--- Start ---
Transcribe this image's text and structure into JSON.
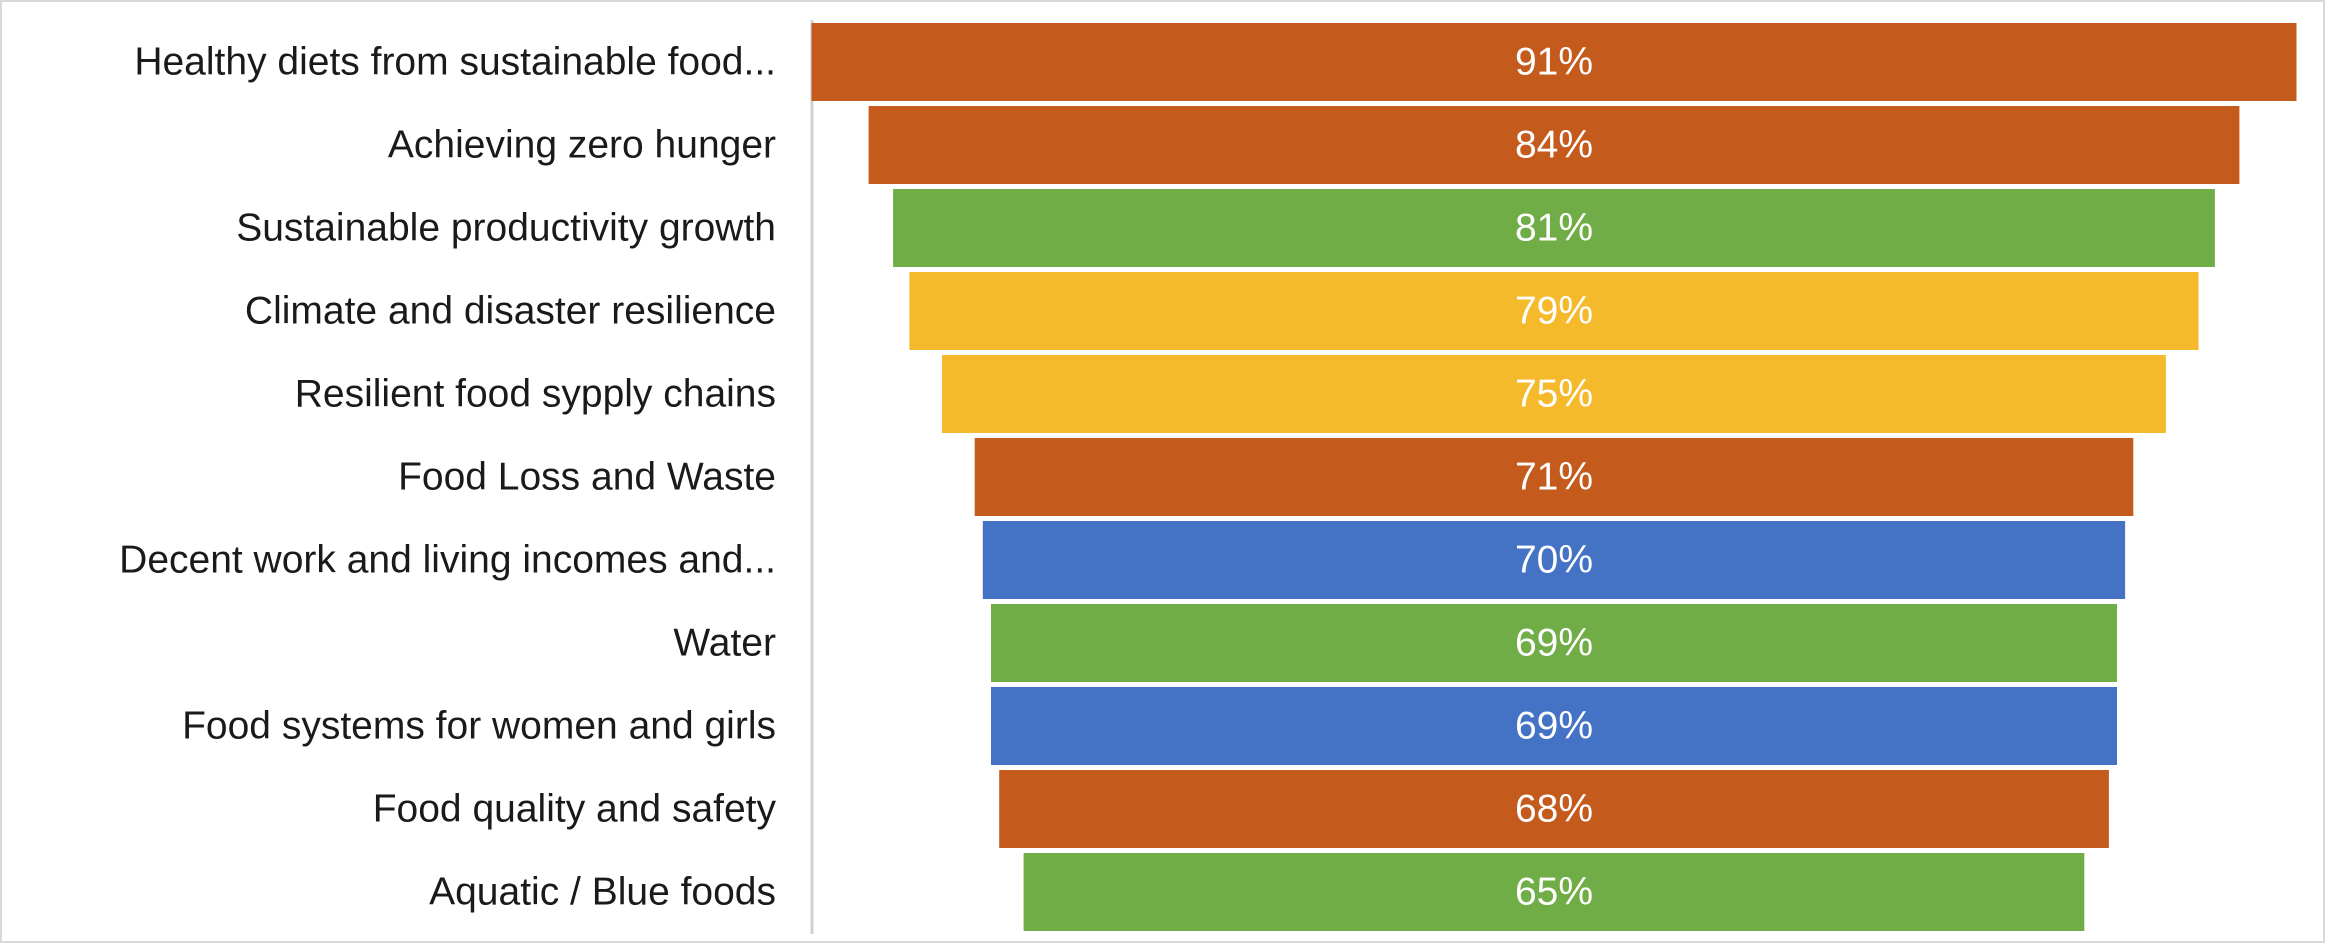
{
  "chart_data": {
    "type": "bar",
    "orientation": "horizontal-funnel",
    "categories": [
      "Healthy diets from sustainable food...",
      "Achieving zero hunger",
      "Sustainable productivity growth",
      "Climate and disaster resilience",
      "Resilient food sypply chains",
      "Food Loss and Waste",
      "Decent work and living incomes and...",
      "Water",
      "Food systems for women and girls",
      "Food quality and safety",
      "Aquatic / Blue foods"
    ],
    "values": [
      91,
      84,
      81,
      79,
      75,
      71,
      70,
      69,
      69,
      68,
      65
    ],
    "value_labels": [
      "91%",
      "84%",
      "81%",
      "79%",
      "75%",
      "71%",
      "70%",
      "69%",
      "69%",
      "68%",
      "65%"
    ],
    "bar_colors": [
      "#c55a1d",
      "#c55a1d",
      "#70ad47",
      "#f5b92c",
      "#f5b92c",
      "#c55a1d",
      "#4472c4",
      "#70ad47",
      "#4472c4",
      "#c55a1d",
      "#70ad47"
    ],
    "title": "",
    "xlabel": "",
    "ylabel": "",
    "xlim": [
      0,
      91
    ],
    "grid": false,
    "legend": "none"
  }
}
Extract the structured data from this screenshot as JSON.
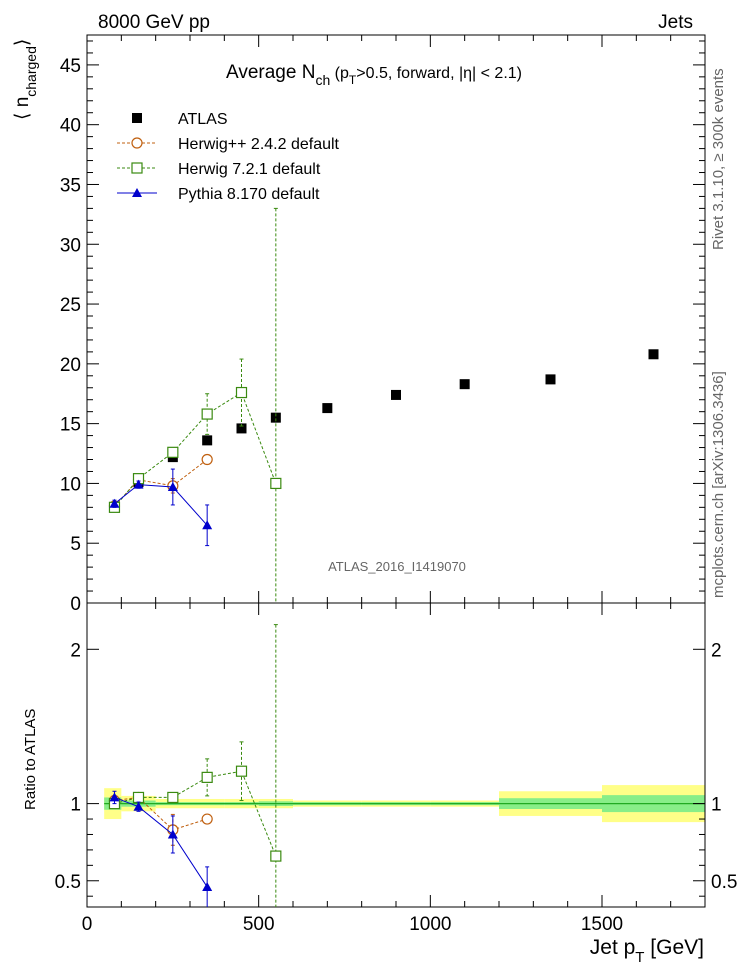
{
  "header": {
    "left": "8000 GeV pp",
    "right": "Jets"
  },
  "side_labels": {
    "rivet": "Rivet 3.1.10, ≥ 300k events",
    "mcplots": "mcplots.cern.ch [arXiv:1306.3436]"
  },
  "watermark": "ATLAS_2016_I1419070",
  "colors": {
    "atlas": "#000000",
    "herwigpp": "#c06010",
    "herwig7": "#3a8a10",
    "pythia": "#0000cc",
    "band_outer": "#ffff88",
    "band_inner": "#88ee88",
    "ratio_line": "#22aa22"
  },
  "chart_data": [
    {
      "type": "scatter",
      "title": "Average N",
      "title_sub": "ch",
      "title_rest_pre": " (p",
      "title_rest_sub": "T",
      "title_rest_post": ">0.5, forward, |η| < 2.1)",
      "ylabel": "⟨ n",
      "ylabel_sub": "charged",
      "ylabel_end": "⟩",
      "xlim": [
        0,
        1800
      ],
      "ylim": [
        0,
        47.5
      ],
      "yticks": [
        "0",
        "5",
        "10",
        "15",
        "20",
        "25",
        "30",
        "35",
        "40",
        "45"
      ],
      "legend_position": "top-left",
      "series": [
        {
          "name": "ATLAS",
          "marker": "filled-square",
          "x": [
            80,
            150,
            250,
            350,
            450,
            550,
            700,
            900,
            1100,
            1350,
            1650
          ],
          "y": [
            8.0,
            10.1,
            12.2,
            13.6,
            14.6,
            15.5,
            16.3,
            17.4,
            18.3,
            18.7,
            20.8
          ]
        },
        {
          "name": "Herwig++ 2.4.2 default",
          "marker": "open-circle",
          "dashed": true,
          "x": [
            80,
            150,
            250,
            350
          ],
          "y": [
            8.1,
            10.3,
            9.8,
            12.0
          ],
          "err": [
            0.2,
            0.3,
            0.6,
            0.3
          ]
        },
        {
          "name": "Herwig 7.2.1 default",
          "marker": "open-square",
          "dashed": true,
          "x": [
            80,
            150,
            250,
            350,
            450,
            550
          ],
          "y": [
            8.0,
            10.4,
            12.6,
            15.8,
            17.6,
            10.0
          ],
          "err": [
            0.2,
            0.3,
            0.4,
            1.7,
            2.8,
            23.0
          ]
        },
        {
          "name": "Pythia 8.170 default",
          "marker": "filled-triangle",
          "x": [
            80,
            150,
            250,
            350
          ],
          "y": [
            8.3,
            9.9,
            9.7,
            6.5
          ],
          "err": [
            0.3,
            0.3,
            1.5,
            1.7
          ]
        }
      ]
    },
    {
      "type": "scatter",
      "ylabel": "Ratio to ATLAS",
      "xlabel": "Jet p",
      "xlabel_sub": "T",
      "xlabel_end": " [GeV]",
      "xlim": [
        0,
        1800
      ],
      "ylim": [
        0.33,
        2.3
      ],
      "xticks": [
        "0",
        "500",
        "1000",
        "1500"
      ],
      "yticks": [
        "0.5",
        "1",
        "2"
      ],
      "bands": [
        {
          "x": [
            50,
            100
          ],
          "outer": 0.1,
          "inner": 0.04
        },
        {
          "x": [
            100,
            200
          ],
          "outer": 0.05,
          "inner": 0.02
        },
        {
          "x": [
            200,
            300
          ],
          "outer": 0.03,
          "inner": 0.01
        },
        {
          "x": [
            300,
            400
          ],
          "outer": 0.03,
          "inner": 0.01
        },
        {
          "x": [
            400,
            500
          ],
          "outer": 0.03,
          "inner": 0.01
        },
        {
          "x": [
            500,
            600
          ],
          "outer": 0.03,
          "inner": 0.015
        },
        {
          "x": [
            600,
            800
          ],
          "outer": 0.02,
          "inner": 0.01
        },
        {
          "x": [
            800,
            1000
          ],
          "outer": 0.02,
          "inner": 0.01
        },
        {
          "x": [
            1000,
            1200
          ],
          "outer": 0.02,
          "inner": 0.01
        },
        {
          "x": [
            1200,
            1500
          ],
          "outer": 0.08,
          "inner": 0.035
        },
        {
          "x": [
            1500,
            1800
          ],
          "outer": 0.12,
          "inner": 0.055
        }
      ],
      "series": [
        {
          "name": "Herwig++ 2.4.2 default",
          "marker": "open-circle",
          "dashed": true,
          "x": [
            80,
            150,
            250,
            350
          ],
          "y": [
            1.02,
            1.04,
            0.83,
            0.9
          ],
          "err": [
            0.02,
            0.02,
            0.1,
            0.02
          ]
        },
        {
          "name": "Herwig 7.2.1 default",
          "marker": "open-square",
          "dashed": true,
          "x": [
            80,
            150,
            250,
            350,
            450,
            550
          ],
          "y": [
            1.0,
            1.04,
            1.04,
            1.17,
            1.21,
            0.66
          ],
          "err": [
            0.02,
            0.02,
            0.03,
            0.12,
            0.19,
            1.5
          ]
        },
        {
          "name": "Pythia 8.170 default",
          "marker": "filled-triangle",
          "x": [
            80,
            150,
            250,
            350
          ],
          "y": [
            1.04,
            0.98,
            0.8,
            0.46
          ],
          "err": [
            0.04,
            0.03,
            0.12,
            0.13
          ]
        }
      ]
    }
  ]
}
--- End ---
Write out all the entries word for word, but skip any images.

§ Exercise result
Transcribe this image's text and structure into JSON.
{
  "chart_data": {
    "type": "bar",
    "orientation": "horizontal-funnel",
    "categories": [
      "Healthy diets from sustainable food...",
      "Achieving zero hunger",
      "Sustainable productivity growth",
      "Climate and disaster resilience",
      "Resilient food sypply chains",
      "Food Loss and Waste",
      "Decent work and living incomes and...",
      "Water",
      "Food systems for women and girls",
      "Food quality and safety",
      "Aquatic / Blue foods"
    ],
    "values": [
      91,
      84,
      81,
      79,
      75,
      71,
      70,
      69,
      69,
      68,
      65
    ],
    "value_labels": [
      "91%",
      "84%",
      "81%",
      "79%",
      "75%",
      "71%",
      "70%",
      "69%",
      "69%",
      "68%",
      "65%"
    ],
    "bar_colors": [
      "#c55a1d",
      "#c55a1d",
      "#70ad47",
      "#f5b92c",
      "#f5b92c",
      "#c55a1d",
      "#4472c4",
      "#70ad47",
      "#4472c4",
      "#c55a1d",
      "#70ad47"
    ],
    "title": "",
    "xlabel": "",
    "ylabel": "",
    "xlim": [
      0,
      91
    ],
    "grid": false,
    "legend": "none"
  }
}
Extract the structured data from this screenshot as JSON.
{
  "header": {
    "left": "8000 GeV pp",
    "right": "Jets"
  },
  "side_labels": {
    "rivet": "Rivet 3.1.10, ≥ 300k events",
    "mcplots": "mcplots.cern.ch [arXiv:1306.3436]"
  },
  "watermark": "ATLAS_2016_I1419070",
  "colors": {
    "atlas": "#000000",
    "herwigpp": "#c06010",
    "herwig7": "#3a8a10",
    "pythia": "#0000cc",
    "band_outer": "#ffff88",
    "band_inner": "#88ee88",
    "ratio_line": "#22aa22"
  },
  "chart_data": [
    {
      "type": "scatter",
      "title": "Average N",
      "title_sub": "ch",
      "title_rest_pre": " (p",
      "title_rest_sub": "T",
      "title_rest_post": ">0.5, forward, |η| < 2.1)",
      "ylabel": "⟨ n",
      "ylabel_sub": "charged",
      "ylabel_end": "⟩",
      "xlim": [
        0,
        1800
      ],
      "ylim": [
        0,
        47.5
      ],
      "yticks": [
        "0",
        "5",
        "10",
        "15",
        "20",
        "25",
        "30",
        "35",
        "40",
        "45"
      ],
      "legend_position": "top-left",
      "series": [
        {
          "name": "ATLAS",
          "marker": "filled-square",
          "x": [
            80,
            150,
            250,
            350,
            450,
            550,
            700,
            900,
            1100,
            1350,
            1650
          ],
          "y": [
            8.0,
            10.1,
            12.2,
            13.6,
            14.6,
            15.5,
            16.3,
            17.4,
            18.3,
            18.7,
            20.8
          ]
        },
        {
          "name": "Herwig++ 2.4.2 default",
          "marker": "open-circle",
          "dashed": true,
          "x": [
            80,
            150,
            250,
            350
          ],
          "y": [
            8.1,
            10.3,
            9.8,
            12.0
          ],
          "err": [
            0.2,
            0.3,
            0.6,
            0.3
          ]
        },
        {
          "name": "Herwig 7.2.1 default",
          "marker": "open-square",
          "dashed": true,
          "x": [
            80,
            150,
            250,
            350,
            450,
            550
          ],
          "y": [
            8.0,
            10.4,
            12.6,
            15.8,
            17.6,
            10.0
          ],
          "err": [
            0.2,
            0.3,
            0.4,
            1.7,
            2.8,
            23.0
          ]
        },
        {
          "name": "Pythia 8.170 default",
          "marker": "filled-triangle",
          "x": [
            80,
            150,
            250,
            350
          ],
          "y": [
            8.3,
            9.9,
            9.7,
            6.5
          ],
          "err": [
            0.3,
            0.3,
            1.5,
            1.7
          ]
        }
      ]
    },
    {
      "type": "scatter",
      "ylabel": "Ratio to ATLAS",
      "xlabel": "Jet p",
      "xlabel_sub": "T",
      "xlabel_end": " [GeV]",
      "xlim": [
        0,
        1800
      ],
      "ylim": [
        0.33,
        2.3
      ],
      "xticks": [
        "0",
        "500",
        "1000",
        "1500"
      ],
      "yticks": [
        "0.5",
        "1",
        "2"
      ],
      "bands": [
        {
          "x": [
            50,
            100
          ],
          "outer": 0.1,
          "inner": 0.04
        },
        {
          "x": [
            100,
            200
          ],
          "outer": 0.05,
          "inner": 0.02
        },
        {
          "x": [
            200,
            300
          ],
          "outer": 0.03,
          "inner": 0.01
        },
        {
          "x": [
            300,
            400
          ],
          "outer": 0.03,
          "inner": 0.01
        },
        {
          "x": [
            400,
            500
          ],
          "outer": 0.03,
          "inner": 0.01
        },
        {
          "x": [
            500,
            600
          ],
          "outer": 0.03,
          "inner": 0.015
        },
        {
          "x": [
            600,
            800
          ],
          "outer": 0.02,
          "inner": 0.01
        },
        {
          "x": [
            800,
            1000
          ],
          "outer": 0.02,
          "inner": 0.01
        },
        {
          "x": [
            1000,
            1200
          ],
          "outer": 0.02,
          "inner": 0.01
        },
        {
          "x": [
            1200,
            1500
          ],
          "outer": 0.08,
          "inner": 0.035
        },
        {
          "x": [
            1500,
            1800
          ],
          "outer": 0.12,
          "inner": 0.055
        }
      ],
      "series": [
        {
          "name": "Herwig++ 2.4.2 default",
          "marker": "open-circle",
          "dashed": true,
          "x": [
            80,
            150,
            250,
            350
          ],
          "y": [
            1.02,
            1.04,
            0.83,
            0.9
          ],
          "err": [
            0.02,
            0.02,
            0.1,
            0.02
          ]
        },
        {
          "name": "Herwig 7.2.1 default",
          "marker": "open-square",
          "dashed": true,
          "x": [
            80,
            150,
            250,
            350,
            450,
            550
          ],
          "y": [
            1.0,
            1.04,
            1.04,
            1.17,
            1.21,
            0.66
          ],
          "err": [
            0.02,
            0.02,
            0.03,
            0.12,
            0.19,
            1.5
          ]
        },
        {
          "name": "Pythia 8.170 default",
          "marker": "filled-triangle",
          "x": [
            80,
            150,
            250,
            350
          ],
          "y": [
            1.04,
            0.98,
            0.8,
            0.46
          ],
          "err": [
            0.04,
            0.03,
            0.12,
            0.13
          ]
        }
      ]
    }
  ]
}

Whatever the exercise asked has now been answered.